## Given exercise
Return every line of the material exactly.

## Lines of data
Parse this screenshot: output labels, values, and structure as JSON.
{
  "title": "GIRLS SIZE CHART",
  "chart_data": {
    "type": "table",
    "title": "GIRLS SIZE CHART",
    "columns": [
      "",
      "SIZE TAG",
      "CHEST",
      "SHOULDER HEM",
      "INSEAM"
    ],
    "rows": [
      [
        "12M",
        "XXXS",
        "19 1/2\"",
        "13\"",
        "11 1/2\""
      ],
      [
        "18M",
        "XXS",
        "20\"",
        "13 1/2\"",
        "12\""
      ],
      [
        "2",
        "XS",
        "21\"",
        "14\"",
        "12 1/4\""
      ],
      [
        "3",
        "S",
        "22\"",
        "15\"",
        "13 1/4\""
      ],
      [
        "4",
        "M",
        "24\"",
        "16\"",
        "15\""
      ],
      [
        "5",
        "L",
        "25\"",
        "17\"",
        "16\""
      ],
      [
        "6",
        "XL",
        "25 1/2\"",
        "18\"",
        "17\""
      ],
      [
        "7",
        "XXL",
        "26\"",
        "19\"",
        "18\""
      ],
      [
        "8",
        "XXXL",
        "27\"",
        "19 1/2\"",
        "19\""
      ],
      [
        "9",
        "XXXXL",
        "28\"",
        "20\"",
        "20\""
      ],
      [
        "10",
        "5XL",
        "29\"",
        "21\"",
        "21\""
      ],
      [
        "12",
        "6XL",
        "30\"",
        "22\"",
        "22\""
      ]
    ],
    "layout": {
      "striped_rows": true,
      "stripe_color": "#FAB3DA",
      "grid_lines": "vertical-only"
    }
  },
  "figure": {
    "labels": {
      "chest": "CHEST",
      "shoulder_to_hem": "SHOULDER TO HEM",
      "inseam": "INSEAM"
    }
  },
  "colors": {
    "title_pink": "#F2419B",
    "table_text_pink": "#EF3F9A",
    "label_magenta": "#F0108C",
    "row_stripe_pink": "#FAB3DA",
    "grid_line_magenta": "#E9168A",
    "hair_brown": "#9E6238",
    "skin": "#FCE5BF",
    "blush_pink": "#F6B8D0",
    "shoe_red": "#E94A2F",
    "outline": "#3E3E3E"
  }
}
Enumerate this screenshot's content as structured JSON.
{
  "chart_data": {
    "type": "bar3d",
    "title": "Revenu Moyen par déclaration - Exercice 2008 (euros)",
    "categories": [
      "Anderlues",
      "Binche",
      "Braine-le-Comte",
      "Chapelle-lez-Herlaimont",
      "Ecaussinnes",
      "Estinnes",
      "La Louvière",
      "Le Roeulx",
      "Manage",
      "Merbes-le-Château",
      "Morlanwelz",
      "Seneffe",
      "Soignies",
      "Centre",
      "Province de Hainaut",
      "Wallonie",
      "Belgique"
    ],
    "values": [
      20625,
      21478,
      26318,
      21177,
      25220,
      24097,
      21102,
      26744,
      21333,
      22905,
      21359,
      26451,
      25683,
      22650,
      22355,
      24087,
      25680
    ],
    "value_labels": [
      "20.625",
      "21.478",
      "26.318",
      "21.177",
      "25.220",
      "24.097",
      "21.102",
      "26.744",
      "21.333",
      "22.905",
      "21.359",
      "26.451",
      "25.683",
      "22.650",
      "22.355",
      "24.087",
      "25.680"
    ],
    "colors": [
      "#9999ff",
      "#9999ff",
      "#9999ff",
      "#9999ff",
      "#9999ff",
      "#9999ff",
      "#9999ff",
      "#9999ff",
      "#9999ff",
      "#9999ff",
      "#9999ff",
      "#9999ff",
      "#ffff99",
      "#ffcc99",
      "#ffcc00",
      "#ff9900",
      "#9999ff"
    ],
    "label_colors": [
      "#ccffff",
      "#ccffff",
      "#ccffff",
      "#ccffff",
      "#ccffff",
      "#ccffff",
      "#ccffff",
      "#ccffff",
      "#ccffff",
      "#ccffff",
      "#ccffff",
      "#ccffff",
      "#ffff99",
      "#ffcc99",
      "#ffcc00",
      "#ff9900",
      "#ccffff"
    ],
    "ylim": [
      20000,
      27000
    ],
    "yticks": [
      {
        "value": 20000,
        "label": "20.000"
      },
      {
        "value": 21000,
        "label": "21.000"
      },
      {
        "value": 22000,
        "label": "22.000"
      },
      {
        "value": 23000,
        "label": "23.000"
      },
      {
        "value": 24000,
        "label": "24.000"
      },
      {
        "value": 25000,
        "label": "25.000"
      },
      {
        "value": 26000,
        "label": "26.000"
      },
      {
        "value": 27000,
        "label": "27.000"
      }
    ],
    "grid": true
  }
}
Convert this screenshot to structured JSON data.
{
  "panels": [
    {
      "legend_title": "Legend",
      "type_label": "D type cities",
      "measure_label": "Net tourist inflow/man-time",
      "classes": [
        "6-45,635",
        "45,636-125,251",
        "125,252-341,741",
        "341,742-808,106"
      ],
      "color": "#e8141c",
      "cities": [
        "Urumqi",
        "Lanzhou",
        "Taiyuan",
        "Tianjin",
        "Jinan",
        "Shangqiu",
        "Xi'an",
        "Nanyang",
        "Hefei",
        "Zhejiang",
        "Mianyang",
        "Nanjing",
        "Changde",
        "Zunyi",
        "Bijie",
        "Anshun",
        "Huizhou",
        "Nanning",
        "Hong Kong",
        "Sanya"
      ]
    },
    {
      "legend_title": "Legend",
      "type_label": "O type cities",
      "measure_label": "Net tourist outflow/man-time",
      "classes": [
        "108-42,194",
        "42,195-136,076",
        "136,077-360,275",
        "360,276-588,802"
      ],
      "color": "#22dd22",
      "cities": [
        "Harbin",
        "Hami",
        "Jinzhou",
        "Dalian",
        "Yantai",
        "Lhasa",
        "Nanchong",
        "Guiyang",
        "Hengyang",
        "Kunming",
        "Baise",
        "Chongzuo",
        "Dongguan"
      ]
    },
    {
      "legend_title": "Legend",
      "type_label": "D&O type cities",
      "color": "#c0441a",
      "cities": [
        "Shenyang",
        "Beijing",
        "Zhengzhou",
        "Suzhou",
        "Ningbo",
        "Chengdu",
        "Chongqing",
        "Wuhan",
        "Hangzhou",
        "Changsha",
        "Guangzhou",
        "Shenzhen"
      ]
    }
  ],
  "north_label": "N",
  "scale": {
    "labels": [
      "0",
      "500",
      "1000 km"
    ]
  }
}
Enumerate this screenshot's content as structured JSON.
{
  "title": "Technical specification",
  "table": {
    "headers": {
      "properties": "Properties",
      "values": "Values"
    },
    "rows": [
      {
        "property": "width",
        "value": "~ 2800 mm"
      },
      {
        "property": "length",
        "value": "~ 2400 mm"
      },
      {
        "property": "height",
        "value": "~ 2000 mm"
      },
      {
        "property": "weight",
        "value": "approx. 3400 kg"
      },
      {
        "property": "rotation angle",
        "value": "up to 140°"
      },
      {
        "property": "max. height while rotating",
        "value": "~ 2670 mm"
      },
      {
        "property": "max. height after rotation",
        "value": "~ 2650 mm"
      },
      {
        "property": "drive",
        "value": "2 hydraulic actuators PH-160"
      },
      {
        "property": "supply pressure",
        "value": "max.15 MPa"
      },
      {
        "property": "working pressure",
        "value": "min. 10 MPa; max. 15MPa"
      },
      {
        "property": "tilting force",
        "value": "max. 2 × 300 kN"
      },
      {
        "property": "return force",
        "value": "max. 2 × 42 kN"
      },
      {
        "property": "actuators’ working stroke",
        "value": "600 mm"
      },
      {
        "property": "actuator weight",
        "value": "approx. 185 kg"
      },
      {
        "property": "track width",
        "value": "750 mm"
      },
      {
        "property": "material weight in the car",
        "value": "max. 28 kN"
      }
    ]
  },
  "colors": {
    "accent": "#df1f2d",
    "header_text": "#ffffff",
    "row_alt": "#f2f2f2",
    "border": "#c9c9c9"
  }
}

## Output for this task
Parse this screenshot: output labels, values, and structure as JSON.
{
  "title": "GIRLS SIZE CHART",
  "chart_data": {
    "type": "table",
    "title": "GIRLS SIZE CHART",
    "columns": [
      "",
      "SIZE TAG",
      "CHEST",
      "SHOULDER HEM",
      "INSEAM"
    ],
    "rows": [
      [
        "12M",
        "XXXS",
        "19 1/2\"",
        "13\"",
        "11 1/2\""
      ],
      [
        "18M",
        "XXS",
        "20\"",
        "13 1/2\"",
        "12\""
      ],
      [
        "2",
        "XS",
        "21\"",
        "14\"",
        "12 1/4\""
      ],
      [
        "3",
        "S",
        "22\"",
        "15\"",
        "13 1/4\""
      ],
      [
        "4",
        "M",
        "24\"",
        "16\"",
        "15\""
      ],
      [
        "5",
        "L",
        "25\"",
        "17\"",
        "16\""
      ],
      [
        "6",
        "XL",
        "25 1/2\"",
        "18\"",
        "17\""
      ],
      [
        "7",
        "XXL",
        "26\"",
        "19\"",
        "18\""
      ],
      [
        "8",
        "XXXL",
        "27\"",
        "19 1/2\"",
        "19\""
      ],
      [
        "9",
        "XXXXL",
        "28\"",
        "20\"",
        "20\""
      ],
      [
        "10",
        "5XL",
        "29\"",
        "21\"",
        "21\""
      ],
      [
        "12",
        "6XL",
        "30\"",
        "22\"",
        "22\""
      ]
    ],
    "layout": {
      "striped_rows": true,
      "stripe_color": "#FAB3DA",
      "grid_lines": "vertical-only"
    }
  },
  "figure": {
    "labels": {
      "chest": "CHEST",
      "shoulder_to_hem": "SHOULDER TO HEM",
      "inseam": "INSEAM"
    }
  },
  "colors": {
    "title_pink": "#F2419B",
    "table_text_pink": "#EF3F9A",
    "label_magenta": "#F0108C",
    "row_stripe_pink": "#FAB3DA",
    "grid_line_magenta": "#E9168A",
    "hair_brown": "#9E6238",
    "skin": "#FCE5BF",
    "blush_pink": "#F6B8D0",
    "shoe_red": "#E94A2F",
    "outline": "#3E3E3E"
  }
}
Enumerate this screenshot's content as structured JSON.
{
  "chart_data": {
    "type": "bar3d",
    "title": "Revenu Moyen par déclaration - Exercice 2008 (euros)",
    "categories": [
      "Anderlues",
      "Binche",
      "Braine-le-Comte",
      "Chapelle-lez-Herlaimont",
      "Ecaussinnes",
      "Estinnes",
      "La Louvière",
      "Le Roeulx",
      "Manage",
      "Merbes-le-Château",
      "Morlanwelz",
      "Seneffe",
      "Soignies",
      "Centre",
      "Province de Hainaut",
      "Wallonie",
      "Belgique"
    ],
    "values": [
      20625,
      21478,
      26318,
      21177,
      25220,
      24097,
      21102,
      26744,
      21333,
      22905,
      21359,
      26451,
      25683,
      22650,
      22355,
      24087,
      25680
    ],
    "value_labels": [
      "20.625",
      "21.478",
      "26.318",
      "21.177",
      "25.220",
      "24.097",
      "21.102",
      "26.744",
      "21.333",
      "22.905",
      "21.359",
      "26.451",
      "25.683",
      "22.650",
      "22.355",
      "24.087",
      "25.680"
    ],
    "colors": [
      "#9999ff",
      "#9999ff",
      "#9999ff",
      "#9999ff",
      "#9999ff",
      "#9999ff",
      "#9999ff",
      "#9999ff",
      "#9999ff",
      "#9999ff",
      "#9999ff",
      "#9999ff",
      "#ffff99",
      "#ffcc99",
      "#ffcc00",
      "#ff9900",
      "#9999ff"
    ],
    "label_colors": [
      "#ccffff",
      "#ccffff",
      "#ccffff",
      "#ccffff",
      "#ccffff",
      "#ccffff",
      "#ccffff",
      "#ccffff",
      "#ccffff",
      "#ccffff",
      "#ccffff",
      "#ccffff",
      "#ffff99",
      "#ffcc99",
      "#ffcc00",
      "#ff9900",
      "#ccffff"
    ],
    "ylim": [
      20000,
      27000
    ],
    "yticks": [
      {
        "value": 20000,
        "label": "20.000"
      },
      {
        "value": 21000,
        "label": "21.000"
      },
      {
        "value": 22000,
        "label": "22.000"
      },
      {
        "value": 23000,
        "label": "23.000"
      },
      {
        "value": 24000,
        "label": "24.000"
      },
      {
        "value": 25000,
        "label": "25.000"
      },
      {
        "value": 26000,
        "label": "26.000"
      },
      {
        "value": 27000,
        "label": "27.000"
      }
    ],
    "grid": true
  }
}
Convert this screenshot to structured JSON data.
{
  "panels": [
    {
      "legend_title": "Legend",
      "type_label": "D type cities",
      "measure_label": "Net tourist inflow/man-time",
      "classes": [
        "6-45,635",
        "45,636-125,251",
        "125,252-341,741",
        "341,742-808,106"
      ],
      "color": "#e8141c",
      "cities": [
        "Urumqi",
        "Lanzhou",
        "Taiyuan",
        "Tianjin",
        "Jinan",
        "Shangqiu",
        "Xi'an",
        "Nanyang",
        "Hefei",
        "Zhejiang",
        "Mianyang",
        "Nanjing",
        "Changde",
        "Zunyi",
        "Bijie",
        "Anshun",
        "Huizhou",
        "Nanning",
        "Hong Kong",
        "Sanya"
      ]
    },
    {
      "legend_title": "Legend",
      "type_label": "O type cities",
      "measure_label": "Net tourist outflow/man-time",
      "classes": [
        "108-42,194",
        "42,195-136,076",
        "136,077-360,275",
        "360,276-588,802"
      ],
      "color": "#22dd22",
      "cities": [
        "Harbin",
        "Hami",
        "Jinzhou",
        "Dalian",
        "Yantai",
        "Lhasa",
        "Nanchong",
        "Guiyang",
        "Hengyang",
        "Kunming",
        "Baise",
        "Chongzuo",
        "Dongguan"
      ]
    },
    {
      "legend_title": "Legend",
      "type_label": "D&O type cities",
      "color": "#c0441a",
      "cities": [
        "Shenyang",
        "Beijing",
        "Zhengzhou",
        "Suzhou",
        "Ningbo",
        "Chengdu",
        "Chongqing",
        "Wuhan",
        "Hangzhou",
        "Changsha",
        "Guangzhou",
        "Shenzhen"
      ]
    }
  ],
  "north_label": "N",
  "scale": {
    "labels": [
      "0",
      "500",
      "1000 km"
    ]
  }
}
Enumerate this screenshot's content as structured JSON.
{
  "title": "Technical specification",
  "table": {
    "headers": {
      "properties": "Properties",
      "values": "Values"
    },
    "rows": [
      {
        "property": "width",
        "value": "~ 2800 mm"
      },
      {
        "property": "length",
        "value": "~ 2400 mm"
      },
      {
        "property": "height",
        "value": "~ 2000 mm"
      },
      {
        "property": "weight",
        "value": "approx. 3400 kg"
      },
      {
        "property": "rotation angle",
        "value": "up to 140°"
      },
      {
        "property": "max. height while rotating",
        "value": "~ 2670 mm"
      },
      {
        "property": "max. height after rotation",
        "value": "~ 2650 mm"
      },
      {
        "property": "drive",
        "value": "2 hydraulic actuators PH-160"
      },
      {
        "property": "supply pressure",
        "value": "max.15 MPa"
      },
      {
        "property": "working pressure",
        "value": "min. 10 MPa; max. 15MPa"
      },
      {
        "property": "tilting force",
        "value": "max. 2 × 300 kN"
      },
      {
        "property": "return force",
        "value": "max. 2 × 42 kN"
      },
      {
        "property": "actuators’ working stroke",
        "value": "600 mm"
      },
      {
        "property": "actuator weight",
        "value": "approx. 185 kg"
      },
      {
        "property": "track width",
        "value": "750 mm"
      },
      {
        "property": "material weight in the car",
        "value": "max. 28 kN"
      }
    ]
  },
  "colors": {
    "accent": "#df1f2d",
    "header_text": "#ffffff",
    "row_alt": "#f2f2f2",
    "border": "#c9c9c9"
  }
}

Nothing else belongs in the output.